**SUPPLIED INFORMATION**
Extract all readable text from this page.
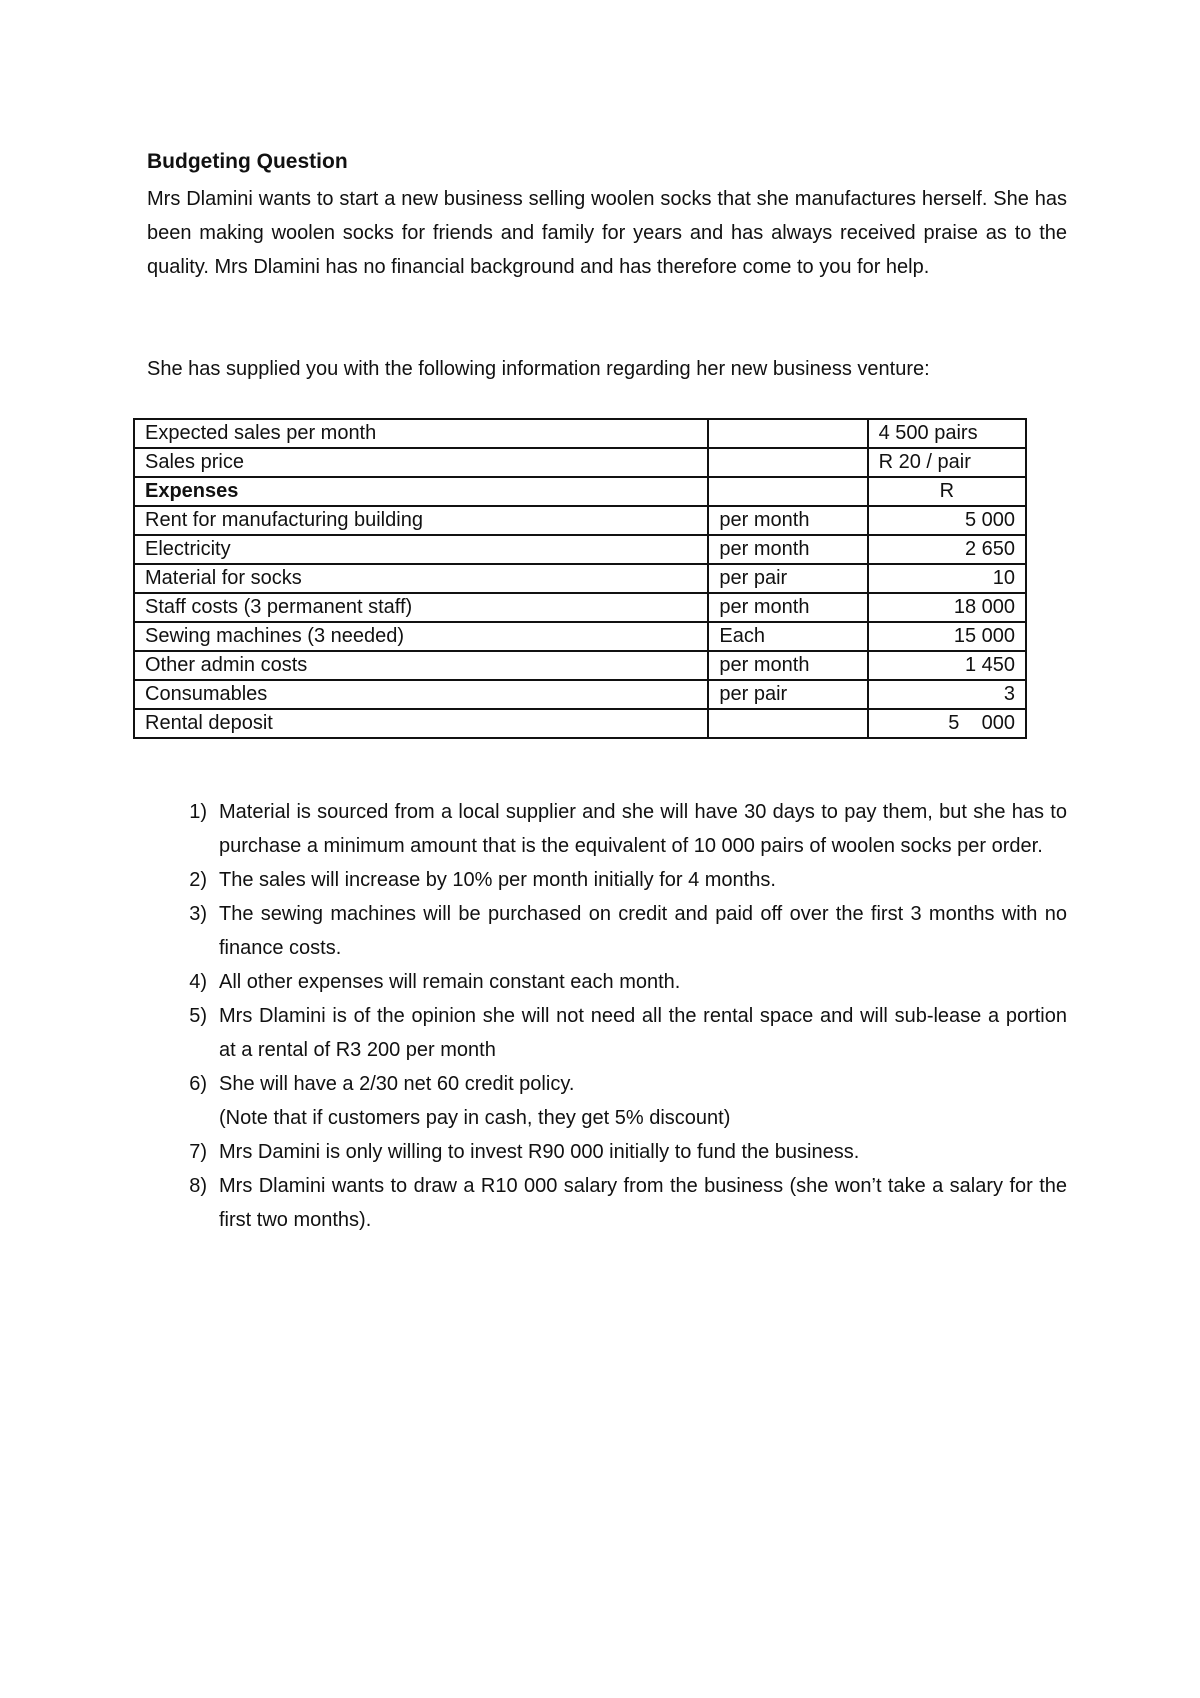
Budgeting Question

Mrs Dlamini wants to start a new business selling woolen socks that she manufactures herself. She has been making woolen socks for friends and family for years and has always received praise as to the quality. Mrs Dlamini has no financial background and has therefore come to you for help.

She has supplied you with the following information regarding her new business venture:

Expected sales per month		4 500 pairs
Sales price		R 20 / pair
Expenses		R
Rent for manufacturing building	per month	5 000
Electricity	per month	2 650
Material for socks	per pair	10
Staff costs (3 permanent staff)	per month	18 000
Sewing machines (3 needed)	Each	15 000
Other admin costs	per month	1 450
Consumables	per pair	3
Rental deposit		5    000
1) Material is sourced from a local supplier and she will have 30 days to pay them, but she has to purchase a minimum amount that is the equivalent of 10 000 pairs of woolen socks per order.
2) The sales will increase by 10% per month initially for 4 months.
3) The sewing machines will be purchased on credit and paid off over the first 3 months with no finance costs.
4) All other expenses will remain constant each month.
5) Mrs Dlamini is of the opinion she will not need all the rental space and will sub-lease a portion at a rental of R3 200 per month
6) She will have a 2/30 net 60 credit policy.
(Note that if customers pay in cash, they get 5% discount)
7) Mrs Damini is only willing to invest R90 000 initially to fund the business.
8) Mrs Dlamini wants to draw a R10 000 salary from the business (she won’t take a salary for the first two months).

**SET PROBLEM**
Ascertain the number of lines in the entries that include the word "machines", and report only that number.

**ANSWER BELOW**
2